WHAT TO WORK ON —
Find every line containing the word "symbol" and report the count, nothing more.

GIVEN DATA —
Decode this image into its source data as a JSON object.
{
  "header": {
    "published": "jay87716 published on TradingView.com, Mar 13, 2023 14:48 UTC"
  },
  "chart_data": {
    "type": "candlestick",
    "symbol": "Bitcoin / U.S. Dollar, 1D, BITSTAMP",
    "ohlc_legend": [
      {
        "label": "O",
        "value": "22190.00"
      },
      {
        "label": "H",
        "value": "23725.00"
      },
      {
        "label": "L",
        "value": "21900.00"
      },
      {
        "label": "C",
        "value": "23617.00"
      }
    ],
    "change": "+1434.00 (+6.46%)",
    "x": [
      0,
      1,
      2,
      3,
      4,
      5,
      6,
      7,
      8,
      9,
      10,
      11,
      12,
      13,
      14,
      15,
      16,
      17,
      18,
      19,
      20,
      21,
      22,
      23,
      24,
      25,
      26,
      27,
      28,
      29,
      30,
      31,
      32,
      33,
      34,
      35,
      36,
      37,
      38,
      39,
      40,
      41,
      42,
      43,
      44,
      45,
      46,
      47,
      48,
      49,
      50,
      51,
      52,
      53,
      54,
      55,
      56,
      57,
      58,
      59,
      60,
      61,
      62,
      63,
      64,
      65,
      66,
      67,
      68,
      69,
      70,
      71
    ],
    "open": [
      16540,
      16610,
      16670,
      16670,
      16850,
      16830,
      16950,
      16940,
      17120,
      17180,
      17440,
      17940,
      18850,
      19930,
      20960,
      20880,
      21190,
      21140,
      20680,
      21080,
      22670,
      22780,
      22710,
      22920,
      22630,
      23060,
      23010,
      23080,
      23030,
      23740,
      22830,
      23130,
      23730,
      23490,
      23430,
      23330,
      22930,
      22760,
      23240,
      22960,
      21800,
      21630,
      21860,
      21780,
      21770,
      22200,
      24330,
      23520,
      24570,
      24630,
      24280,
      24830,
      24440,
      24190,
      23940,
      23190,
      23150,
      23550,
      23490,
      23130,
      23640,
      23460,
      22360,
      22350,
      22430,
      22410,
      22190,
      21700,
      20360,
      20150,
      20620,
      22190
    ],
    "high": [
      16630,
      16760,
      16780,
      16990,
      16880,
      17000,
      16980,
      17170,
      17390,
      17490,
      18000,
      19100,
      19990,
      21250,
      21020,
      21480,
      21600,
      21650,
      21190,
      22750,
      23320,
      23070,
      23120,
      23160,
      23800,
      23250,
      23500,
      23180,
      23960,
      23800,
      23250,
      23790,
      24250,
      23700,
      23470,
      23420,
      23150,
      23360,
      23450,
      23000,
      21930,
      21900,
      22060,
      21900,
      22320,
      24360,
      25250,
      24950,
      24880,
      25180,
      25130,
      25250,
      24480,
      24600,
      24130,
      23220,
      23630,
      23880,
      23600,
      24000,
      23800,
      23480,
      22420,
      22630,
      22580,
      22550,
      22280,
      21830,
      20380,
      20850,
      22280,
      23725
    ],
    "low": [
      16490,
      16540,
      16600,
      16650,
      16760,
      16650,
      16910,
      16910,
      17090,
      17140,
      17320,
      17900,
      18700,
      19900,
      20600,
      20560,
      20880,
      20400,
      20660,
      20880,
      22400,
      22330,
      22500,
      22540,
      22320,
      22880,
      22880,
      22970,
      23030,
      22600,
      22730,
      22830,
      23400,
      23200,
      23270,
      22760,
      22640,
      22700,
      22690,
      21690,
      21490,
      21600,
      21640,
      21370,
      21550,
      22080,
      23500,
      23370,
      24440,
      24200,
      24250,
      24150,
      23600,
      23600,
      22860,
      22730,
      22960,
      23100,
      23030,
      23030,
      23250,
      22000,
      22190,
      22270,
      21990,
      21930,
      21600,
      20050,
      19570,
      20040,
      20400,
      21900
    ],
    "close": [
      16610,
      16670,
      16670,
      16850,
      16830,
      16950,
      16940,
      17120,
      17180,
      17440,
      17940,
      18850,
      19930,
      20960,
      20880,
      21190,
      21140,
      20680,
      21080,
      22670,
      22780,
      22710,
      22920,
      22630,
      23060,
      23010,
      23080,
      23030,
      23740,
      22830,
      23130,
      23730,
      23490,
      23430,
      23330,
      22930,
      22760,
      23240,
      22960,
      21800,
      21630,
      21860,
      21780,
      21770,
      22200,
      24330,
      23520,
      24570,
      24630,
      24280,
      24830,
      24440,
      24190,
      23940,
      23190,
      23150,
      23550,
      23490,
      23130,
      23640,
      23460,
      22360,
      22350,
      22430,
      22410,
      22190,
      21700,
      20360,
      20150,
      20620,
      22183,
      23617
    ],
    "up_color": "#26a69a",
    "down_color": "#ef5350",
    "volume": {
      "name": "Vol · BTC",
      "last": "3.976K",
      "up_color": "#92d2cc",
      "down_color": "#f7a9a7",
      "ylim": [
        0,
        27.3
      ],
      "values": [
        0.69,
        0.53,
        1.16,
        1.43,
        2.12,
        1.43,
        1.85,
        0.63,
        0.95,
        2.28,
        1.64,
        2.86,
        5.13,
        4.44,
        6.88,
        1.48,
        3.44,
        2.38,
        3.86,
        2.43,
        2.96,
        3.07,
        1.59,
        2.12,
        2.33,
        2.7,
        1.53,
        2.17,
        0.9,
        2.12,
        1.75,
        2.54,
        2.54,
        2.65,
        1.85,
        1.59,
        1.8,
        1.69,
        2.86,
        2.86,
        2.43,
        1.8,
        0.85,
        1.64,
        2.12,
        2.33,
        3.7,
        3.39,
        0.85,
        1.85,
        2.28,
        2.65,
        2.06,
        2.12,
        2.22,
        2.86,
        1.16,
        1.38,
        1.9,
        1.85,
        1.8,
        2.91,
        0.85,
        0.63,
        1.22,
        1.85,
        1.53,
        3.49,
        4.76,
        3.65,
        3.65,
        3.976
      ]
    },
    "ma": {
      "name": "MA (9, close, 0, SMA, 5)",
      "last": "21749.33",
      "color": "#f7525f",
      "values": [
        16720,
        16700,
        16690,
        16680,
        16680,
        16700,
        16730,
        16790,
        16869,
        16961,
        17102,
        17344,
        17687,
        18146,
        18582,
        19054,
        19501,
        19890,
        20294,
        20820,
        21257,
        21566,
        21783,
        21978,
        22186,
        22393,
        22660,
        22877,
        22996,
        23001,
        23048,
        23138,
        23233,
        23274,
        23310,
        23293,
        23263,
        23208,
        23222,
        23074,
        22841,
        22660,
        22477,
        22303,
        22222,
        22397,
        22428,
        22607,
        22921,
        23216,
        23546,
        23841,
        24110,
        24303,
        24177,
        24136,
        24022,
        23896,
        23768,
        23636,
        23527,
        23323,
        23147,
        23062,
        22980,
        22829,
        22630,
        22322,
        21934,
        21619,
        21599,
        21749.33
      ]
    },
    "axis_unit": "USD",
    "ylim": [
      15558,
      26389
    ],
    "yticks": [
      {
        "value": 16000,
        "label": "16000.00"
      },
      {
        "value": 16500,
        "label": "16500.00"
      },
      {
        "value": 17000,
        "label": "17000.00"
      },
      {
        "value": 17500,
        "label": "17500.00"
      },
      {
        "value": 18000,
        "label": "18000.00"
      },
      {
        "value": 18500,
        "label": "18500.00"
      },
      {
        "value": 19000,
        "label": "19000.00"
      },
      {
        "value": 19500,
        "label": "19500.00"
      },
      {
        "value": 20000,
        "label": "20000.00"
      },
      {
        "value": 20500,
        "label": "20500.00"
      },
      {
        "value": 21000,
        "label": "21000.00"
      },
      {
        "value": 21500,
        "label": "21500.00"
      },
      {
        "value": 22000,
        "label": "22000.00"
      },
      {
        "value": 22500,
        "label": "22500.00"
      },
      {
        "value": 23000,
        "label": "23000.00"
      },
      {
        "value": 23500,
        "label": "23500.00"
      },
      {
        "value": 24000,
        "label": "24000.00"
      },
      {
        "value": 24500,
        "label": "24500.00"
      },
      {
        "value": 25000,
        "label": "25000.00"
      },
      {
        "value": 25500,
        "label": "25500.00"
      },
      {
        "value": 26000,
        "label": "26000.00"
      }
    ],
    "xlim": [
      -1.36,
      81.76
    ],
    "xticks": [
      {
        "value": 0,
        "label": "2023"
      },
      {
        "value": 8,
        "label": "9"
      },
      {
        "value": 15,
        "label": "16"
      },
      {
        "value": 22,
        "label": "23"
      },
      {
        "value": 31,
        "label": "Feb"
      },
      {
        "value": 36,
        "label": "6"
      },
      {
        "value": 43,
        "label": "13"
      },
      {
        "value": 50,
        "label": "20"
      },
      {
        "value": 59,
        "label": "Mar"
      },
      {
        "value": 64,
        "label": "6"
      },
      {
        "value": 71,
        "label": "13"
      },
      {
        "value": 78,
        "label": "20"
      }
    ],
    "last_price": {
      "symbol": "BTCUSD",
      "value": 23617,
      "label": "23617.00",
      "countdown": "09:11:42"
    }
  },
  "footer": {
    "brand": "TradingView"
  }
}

FULL OUTPUT —
2